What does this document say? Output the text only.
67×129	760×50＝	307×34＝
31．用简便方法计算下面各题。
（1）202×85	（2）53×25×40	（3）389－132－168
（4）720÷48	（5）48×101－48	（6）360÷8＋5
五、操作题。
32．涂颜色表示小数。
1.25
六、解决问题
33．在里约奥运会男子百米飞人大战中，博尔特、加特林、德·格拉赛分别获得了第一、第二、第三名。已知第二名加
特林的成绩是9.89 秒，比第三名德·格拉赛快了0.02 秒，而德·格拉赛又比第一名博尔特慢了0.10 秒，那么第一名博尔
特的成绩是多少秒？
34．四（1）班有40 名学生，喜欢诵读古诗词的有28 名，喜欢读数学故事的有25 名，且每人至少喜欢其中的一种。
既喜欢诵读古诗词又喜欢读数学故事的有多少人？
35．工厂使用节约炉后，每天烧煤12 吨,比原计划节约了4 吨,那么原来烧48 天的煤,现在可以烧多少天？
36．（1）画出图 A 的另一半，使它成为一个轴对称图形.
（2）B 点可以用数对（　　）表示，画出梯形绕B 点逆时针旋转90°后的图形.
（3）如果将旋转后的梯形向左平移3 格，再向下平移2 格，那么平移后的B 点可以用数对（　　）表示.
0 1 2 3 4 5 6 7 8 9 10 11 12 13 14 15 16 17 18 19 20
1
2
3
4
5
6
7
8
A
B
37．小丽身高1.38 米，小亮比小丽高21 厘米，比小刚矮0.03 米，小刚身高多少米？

### What you should do
Give only the number of lines in the entries above that contain the string "点可以用数对".

### Reply to the task
2